AIM - In the records below, find the line containing "Decode this image"; give it again exactly, along with every line that follows, and nothing else.

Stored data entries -
....

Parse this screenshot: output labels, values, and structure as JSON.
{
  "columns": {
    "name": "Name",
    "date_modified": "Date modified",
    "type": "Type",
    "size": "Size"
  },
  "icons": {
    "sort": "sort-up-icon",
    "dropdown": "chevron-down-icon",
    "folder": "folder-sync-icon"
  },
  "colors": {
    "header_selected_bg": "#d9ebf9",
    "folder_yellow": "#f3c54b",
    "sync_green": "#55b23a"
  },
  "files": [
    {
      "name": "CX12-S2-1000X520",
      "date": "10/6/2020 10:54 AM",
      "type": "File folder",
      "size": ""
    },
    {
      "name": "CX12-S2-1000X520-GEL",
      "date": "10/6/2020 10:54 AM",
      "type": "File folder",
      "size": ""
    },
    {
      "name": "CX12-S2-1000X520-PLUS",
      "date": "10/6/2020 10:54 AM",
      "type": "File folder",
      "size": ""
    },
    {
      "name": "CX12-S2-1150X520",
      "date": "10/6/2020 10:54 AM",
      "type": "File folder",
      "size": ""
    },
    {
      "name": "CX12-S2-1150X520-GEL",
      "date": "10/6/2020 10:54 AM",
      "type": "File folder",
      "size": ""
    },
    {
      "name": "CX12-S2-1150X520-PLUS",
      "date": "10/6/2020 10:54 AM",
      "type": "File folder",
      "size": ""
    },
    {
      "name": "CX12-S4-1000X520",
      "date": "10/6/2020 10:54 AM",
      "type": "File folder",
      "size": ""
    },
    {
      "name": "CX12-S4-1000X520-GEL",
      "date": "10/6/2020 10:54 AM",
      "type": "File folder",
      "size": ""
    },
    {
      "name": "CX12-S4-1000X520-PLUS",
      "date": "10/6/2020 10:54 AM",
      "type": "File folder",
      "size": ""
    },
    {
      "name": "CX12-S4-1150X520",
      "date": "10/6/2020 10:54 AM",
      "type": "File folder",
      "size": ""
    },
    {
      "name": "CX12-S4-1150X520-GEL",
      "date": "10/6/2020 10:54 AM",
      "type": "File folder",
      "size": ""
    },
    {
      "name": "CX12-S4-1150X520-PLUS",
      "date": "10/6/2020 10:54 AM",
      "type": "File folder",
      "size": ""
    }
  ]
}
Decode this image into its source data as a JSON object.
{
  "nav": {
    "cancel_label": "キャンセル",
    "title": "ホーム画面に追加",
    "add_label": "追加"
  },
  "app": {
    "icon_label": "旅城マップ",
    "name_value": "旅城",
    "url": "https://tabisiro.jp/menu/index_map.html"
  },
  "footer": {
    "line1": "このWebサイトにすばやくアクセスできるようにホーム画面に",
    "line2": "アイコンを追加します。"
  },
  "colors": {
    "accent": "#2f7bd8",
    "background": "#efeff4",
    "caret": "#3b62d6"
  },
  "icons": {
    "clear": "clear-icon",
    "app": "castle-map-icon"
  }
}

....

RESPONSE TO THE TASK -
Decode this image into its source data as a JSON object.
{
  "nav": {
    "cancel_label": "キャンセル",
    "title": "ホーム画面に追加",
    "add_label": "追加"
  },
  "app": {
    "icon_label": "旅城マップ",
    "name_value": "旅城",
    "url": "https://tabisiro.jp/menu/index_map.html"
  },
  "footer": {
    "line1": "このWebサイトにすばやくアクセスできるようにホーム画面に",
    "line2": "アイコンを追加します。"
  },
  "colors": {
    "accent": "#2f7bd8",
    "background": "#efeff4",
    "caret": "#3b62d6"
  },
  "icons": {
    "clear": "clear-icon",
    "app": "castle-map-icon"
  }
}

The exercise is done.